• _PROBLEM DETAILS_: Find each line holding "chairs" and copy it out.

• _MATERIAL PROVIDED_:
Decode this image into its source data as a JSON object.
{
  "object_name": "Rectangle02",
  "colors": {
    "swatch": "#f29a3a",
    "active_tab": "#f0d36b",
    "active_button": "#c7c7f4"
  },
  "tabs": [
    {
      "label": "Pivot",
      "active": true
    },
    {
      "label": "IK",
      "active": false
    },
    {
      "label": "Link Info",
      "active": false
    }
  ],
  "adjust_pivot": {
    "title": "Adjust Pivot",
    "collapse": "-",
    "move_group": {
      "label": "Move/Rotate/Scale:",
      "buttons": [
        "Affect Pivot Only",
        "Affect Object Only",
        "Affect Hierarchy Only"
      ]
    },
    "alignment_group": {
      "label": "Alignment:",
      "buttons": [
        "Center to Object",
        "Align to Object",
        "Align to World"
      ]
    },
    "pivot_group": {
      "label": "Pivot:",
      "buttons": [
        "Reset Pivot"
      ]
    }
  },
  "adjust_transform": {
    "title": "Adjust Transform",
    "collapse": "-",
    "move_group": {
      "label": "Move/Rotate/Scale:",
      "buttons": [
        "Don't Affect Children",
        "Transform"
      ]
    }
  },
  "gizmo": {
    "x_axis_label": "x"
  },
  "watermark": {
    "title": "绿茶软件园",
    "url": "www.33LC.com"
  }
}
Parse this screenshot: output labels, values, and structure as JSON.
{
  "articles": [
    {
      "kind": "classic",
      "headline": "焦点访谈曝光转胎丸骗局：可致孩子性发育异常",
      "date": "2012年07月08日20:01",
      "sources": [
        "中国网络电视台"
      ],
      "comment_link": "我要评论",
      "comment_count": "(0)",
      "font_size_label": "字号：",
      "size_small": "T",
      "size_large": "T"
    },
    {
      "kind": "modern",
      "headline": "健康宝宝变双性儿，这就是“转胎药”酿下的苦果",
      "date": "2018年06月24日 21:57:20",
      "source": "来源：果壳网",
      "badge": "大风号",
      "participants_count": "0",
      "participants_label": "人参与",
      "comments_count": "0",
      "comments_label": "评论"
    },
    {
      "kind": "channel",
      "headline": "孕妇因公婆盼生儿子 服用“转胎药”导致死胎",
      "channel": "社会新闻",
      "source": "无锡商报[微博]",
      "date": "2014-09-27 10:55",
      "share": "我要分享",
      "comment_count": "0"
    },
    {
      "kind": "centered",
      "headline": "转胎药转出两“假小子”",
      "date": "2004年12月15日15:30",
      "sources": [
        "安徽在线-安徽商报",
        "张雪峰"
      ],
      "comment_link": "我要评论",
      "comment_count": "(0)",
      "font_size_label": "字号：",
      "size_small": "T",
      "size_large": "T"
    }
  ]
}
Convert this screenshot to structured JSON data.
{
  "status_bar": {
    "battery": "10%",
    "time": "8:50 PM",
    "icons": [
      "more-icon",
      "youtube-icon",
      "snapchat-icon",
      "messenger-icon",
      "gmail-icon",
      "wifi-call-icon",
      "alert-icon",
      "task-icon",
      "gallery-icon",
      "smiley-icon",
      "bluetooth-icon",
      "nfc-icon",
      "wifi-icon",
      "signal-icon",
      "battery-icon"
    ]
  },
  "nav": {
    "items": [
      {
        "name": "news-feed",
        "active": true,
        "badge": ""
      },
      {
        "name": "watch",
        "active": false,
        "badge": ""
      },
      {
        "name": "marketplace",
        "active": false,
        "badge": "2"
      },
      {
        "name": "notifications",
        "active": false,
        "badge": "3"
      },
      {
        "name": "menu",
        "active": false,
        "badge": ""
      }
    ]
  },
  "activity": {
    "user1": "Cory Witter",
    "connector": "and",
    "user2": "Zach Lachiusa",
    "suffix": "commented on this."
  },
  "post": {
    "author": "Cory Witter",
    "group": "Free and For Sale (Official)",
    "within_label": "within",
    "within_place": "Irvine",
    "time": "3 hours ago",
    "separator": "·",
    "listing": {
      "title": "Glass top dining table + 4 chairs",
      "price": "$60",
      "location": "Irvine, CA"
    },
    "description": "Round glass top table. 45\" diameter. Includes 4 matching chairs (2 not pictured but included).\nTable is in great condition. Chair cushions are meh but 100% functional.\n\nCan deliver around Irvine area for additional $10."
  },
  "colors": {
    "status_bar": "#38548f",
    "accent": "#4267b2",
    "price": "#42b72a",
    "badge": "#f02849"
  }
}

• _ANSWER TO THIS TASK_:
      "title": "Glass top dining table + 4 chairs",
    "description": "Round glass top table. 45\" diameter. Includes 4 matching chairs (2 not pictured but included).\nTable is in great condition. Chair cushions are meh but 100% functional.\n\nCan deliver around Irvine area for additional $10."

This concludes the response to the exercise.